Reproduce the material word for word; the images stay out.

═════ Data supplied ═════

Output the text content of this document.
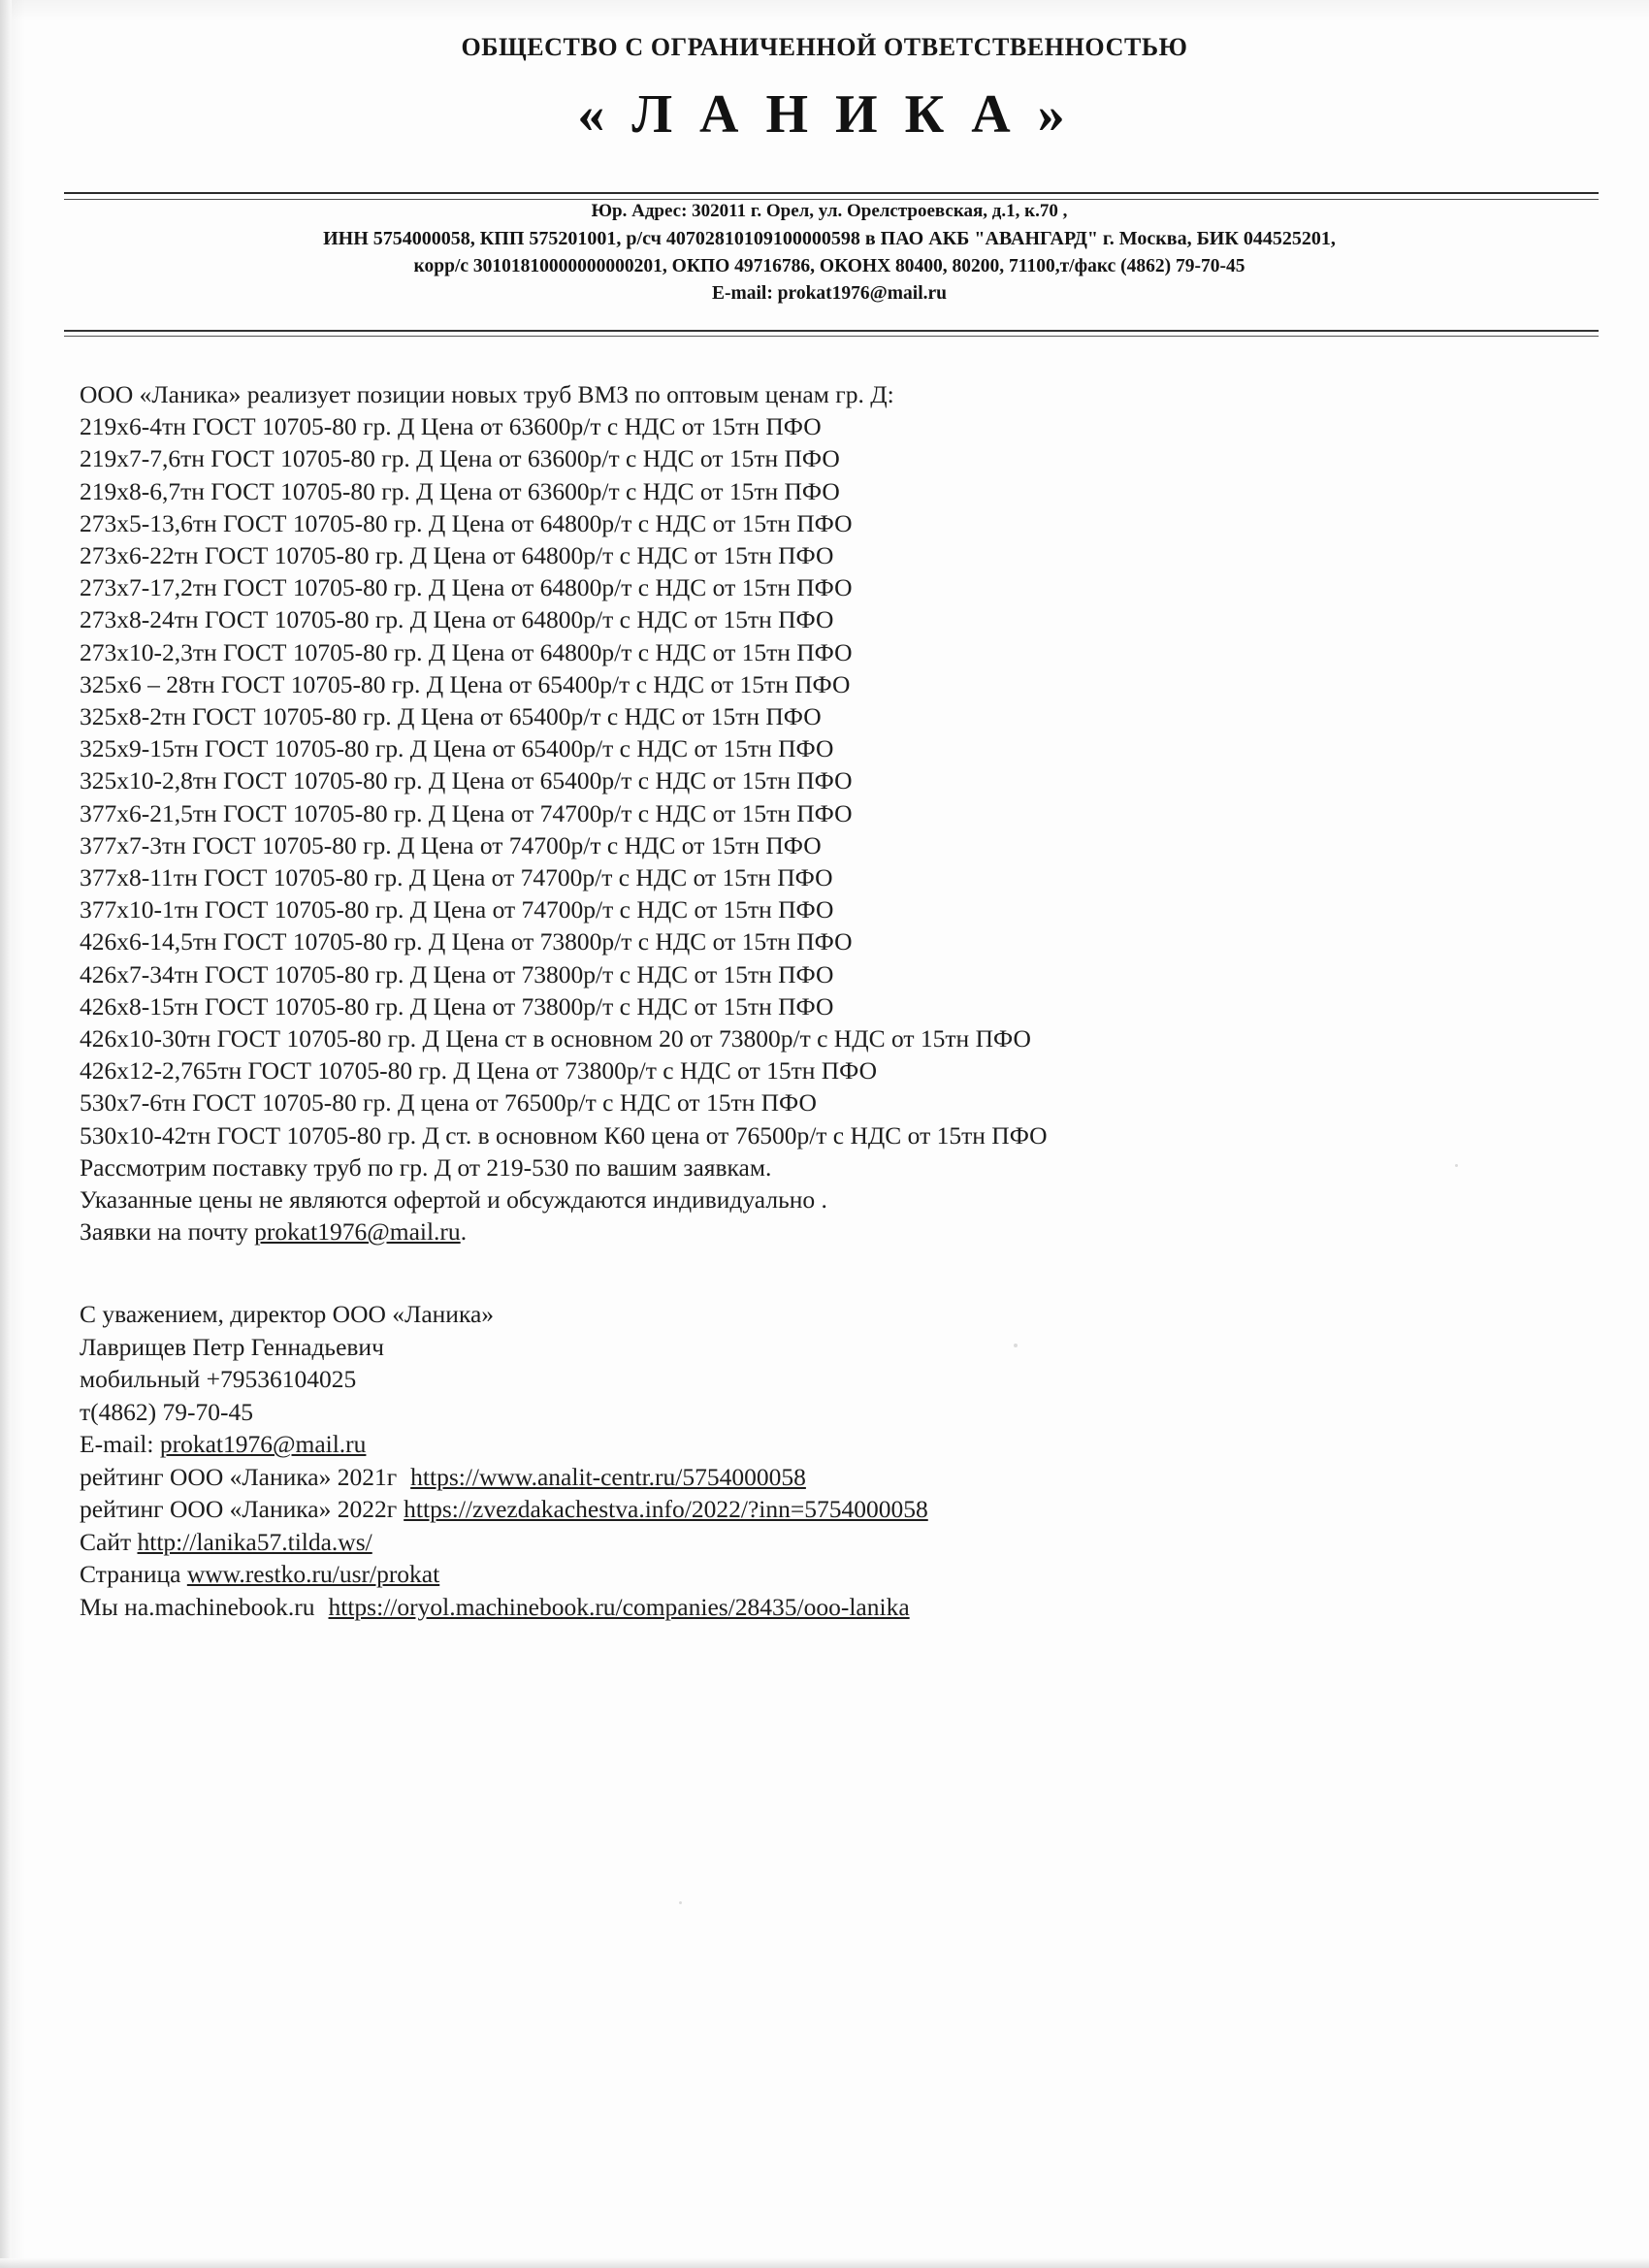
ОБЩЕСТВО С ОГРАНИЧЕННОЙ ОТВЕТСТВЕННОСТЬЮ
« Л А Н И К А »
Юр. Адрес: 302011 г. Орел, ул. Орелстроевская, д.1, к.70 ,
ИНН 5754000058, КПП 575201001, р/сч 40702810109100000598 в ПАО АКБ "АВАНГАРД" г. Москва, БИК 044525201,
корр/с 30101810000000000201, ОКПО 49716786, ОКОНХ 80400, 80200, 71100,т/факс (4862) 79-70-45
E-mail: prokat1976@mail.ru
ООО «Ланика» реализует позиции новых труб ВМЗ по оптовым ценам гр. Д:
219х6-4тн ГОСТ 10705-80 гр. Д Цена от 63600р/т с НДС от 15тн ПФО
219х7-7,6тн ГОСТ 10705-80 гр. Д Цена от 63600р/т с НДС от 15тн ПФО
219х8-6,7тн ГОСТ 10705-80 гр. Д Цена от 63600р/т с НДС от 15тн ПФО
273х5-13,6тн ГОСТ 10705-80 гр. Д Цена от 64800р/т с НДС от 15тн ПФО
273х6-22тн ГОСТ 10705-80 гр. Д Цена от 64800р/т с НДС от 15тн ПФО
273х7-17,2тн ГОСТ 10705-80 гр. Д Цена от 64800р/т с НДС от 15тн ПФО
273х8-24тн ГОСТ 10705-80 гр. Д Цена от 64800р/т с НДС от 15тн ПФО
273х10-2,3тн ГОСТ 10705-80 гр. Д Цена от 64800р/т с НДС от 15тн ПФО
325х6 – 28тн ГОСТ 10705-80 гр. Д Цена от 65400р/т с НДС от 15тн ПФО
325х8-2тн ГОСТ 10705-80 гр. Д Цена от 65400р/т с НДС от 15тн ПФО
325х9-15тн ГОСТ 10705-80 гр. Д Цена от 65400р/т с НДС от 15тн ПФО
325х10-2,8тн ГОСТ 10705-80 гр. Д Цена от 65400р/т с НДС от 15тн ПФО
377х6-21,5тн ГОСТ 10705-80 гр. Д Цена от 74700р/т с НДС от 15тн ПФО
377х7-3тн ГОСТ 10705-80 гр. Д Цена от 74700р/т с НДС от 15тн ПФО
377х8-11тн ГОСТ 10705-80 гр. Д Цена от 74700р/т с НДС от 15тн ПФО
377х10-1тн ГОСТ 10705-80 гр. Д Цена от 74700р/т с НДС от 15тн ПФО
426х6-14,5тн ГОСТ 10705-80 гр. Д Цена от 73800р/т с НДС от 15тн ПФО
426х7-34тн ГОСТ 10705-80 гр. Д Цена от 73800р/т с НДС от 15тн ПФО
426х8-15тн ГОСТ 10705-80 гр. Д Цена от 73800р/т с НДС от 15тн ПФО
426х10-30тн ГОСТ 10705-80 гр. Д Цена ст в основном 20 от 73800р/т с НДС от 15тн ПФО
426х12-2,765тн ГОСТ 10705-80 гр. Д Цена от 73800р/т с НДС от 15тн ПФО
530х7-6тн ГОСТ 10705-80 гр. Д цена от 76500р/т с НДС от 15тн ПФО
530х10-42тн ГОСТ 10705-80 гр. Д ст. в основном К60 цена от 76500р/т с НДС от 15тн ПФО
Рассмотрим поставку труб по гр. Д от 219-530 по вашим заявкам.
Указанные цены не являются офертой и обсуждаются индивидуально .
Заявки на почту prokat1976@mail.ru.
С уважением, директор ООО «Ланика»
Лаврищев Петр Геннадьевич
мобильный +79536104025
т(4862) 79-70-45
E-mail: prokat1976@mail.ru
рейтинг ООО «Ланика» 2021г https://www.analit-centr.ru/5754000058
рейтинг ООО «Ланика» 2022г https://zvezdakachestva.info/2022/?inn=5754000058
Сайт http://lanika57.tilda.ws/
Страница www.restko.ru/usr/prokat
Мы на.machinebook.ru https://oryol.machinebook.ru/companies/28435/ooo-lanika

═════

Exercise response:
Output the text content of this document.
ОБЩЕСТВО С ОГРАНИЧЕННОЙ ОТВЕТСТВЕННОСТЬЮ
« Л А Н И К А »
Юр. Адрес: 302011 г. Орел, ул. Орелстроевская, д.1, к.70 ,
ИНН 5754000058, КПП 575201001, р/сч 40702810109100000598 в ПАО АКБ "АВАНГАРД" г. Москва, БИК 044525201,
корр/с 30101810000000000201, ОКПО 49716786, ОКОНХ 80400, 80200, 71100,т/факс (4862) 79-70-45
E-mail: prokat1976@mail.ru
ООО «Ланика» реализует позиции новых труб ВМЗ по оптовым ценам гр. Д:
219х6-4тн ГОСТ 10705-80 гр. Д Цена от 63600р/т с НДС от 15тн ПФО
219х7-7,6тн ГОСТ 10705-80 гр. Д Цена от 63600р/т с НДС от 15тн ПФО
219х8-6,7тн ГОСТ 10705-80 гр. Д Цена от 63600р/т с НДС от 15тн ПФО
273х5-13,6тн ГОСТ 10705-80 гр. Д Цена от 64800р/т с НДС от 15тн ПФО
273х6-22тн ГОСТ 10705-80 гр. Д Цена от 64800р/т с НДС от 15тн ПФО
273х7-17,2тн ГОСТ 10705-80 гр. Д Цена от 64800р/т с НДС от 15тн ПФО
273х8-24тн ГОСТ 10705-80 гр. Д Цена от 64800р/т с НДС от 15тн ПФО
273х10-2,3тн ГОСТ 10705-80 гр. Д Цена от 64800р/т с НДС от 15тн ПФО
325х6 – 28тн ГОСТ 10705-80 гр. Д Цена от 65400р/т с НДС от 15тн ПФО
325х8-2тн ГОСТ 10705-80 гр. Д Цена от 65400р/т с НДС от 15тн ПФО
325х9-15тн ГОСТ 10705-80 гр. Д Цена от 65400р/т с НДС от 15тн ПФО
325х10-2,8тн ГОСТ 10705-80 гр. Д Цена от 65400р/т с НДС от 15тн ПФО
377х6-21,5тн ГОСТ 10705-80 гр. Д Цена от 74700р/т с НДС от 15тн ПФО
377х7-3тн ГОСТ 10705-80 гр. Д Цена от 74700р/т с НДС от 15тн ПФО
377х8-11тн ГОСТ 10705-80 гр. Д Цена от 74700р/т с НДС от 15тн ПФО
377х10-1тн ГОСТ 10705-80 гр. Д Цена от 74700р/т с НДС от 15тн ПФО
426х6-14,5тн ГОСТ 10705-80 гр. Д Цена от 73800р/т с НДС от 15тн ПФО
426х7-34тн ГОСТ 10705-80 гр. Д Цена от 73800р/т с НДС от 15тн ПФО
426х8-15тн ГОСТ 10705-80 гр. Д Цена от 73800р/т с НДС от 15тн ПФО
426х10-30тн ГОСТ 10705-80 гр. Д Цена ст в основном 20 от 73800р/т с НДС от 15тн ПФО
426х12-2,765тн ГОСТ 10705-80 гр. Д Цена от 73800р/т с НДС от 15тн ПФО
530х7-6тн ГОСТ 10705-80 гр. Д цена от 76500р/т с НДС от 15тн ПФО
530х10-42тн ГОСТ 10705-80 гр. Д ст. в основном К60 цена от 76500р/т с НДС от 15тн ПФО
Рассмотрим поставку труб по гр. Д от 219-530 по вашим заявкам.
Указанные цены не являются офертой и обсуждаются индивидуально .
Заявки на почту prokat1976@mail.ru.
С уважением, директор ООО «Ланика»
Лаврищев Петр Геннадьевич
мобильный +79536104025
т(4862) 79-70-45
E-mail: prokat1976@mail.ru
рейтинг ООО «Ланика» 2021г https://www.analit-centr.ru/5754000058
рейтинг ООО «Ланика» 2022г https://zvezdakachestva.info/2022/?inn=5754000058
Сайт http://lanika57.tilda.ws/
Страница www.restko.ru/usr/prokat
Мы на.machinebook.ru https://oryol.machinebook.ru/companies/28435/ooo-lanika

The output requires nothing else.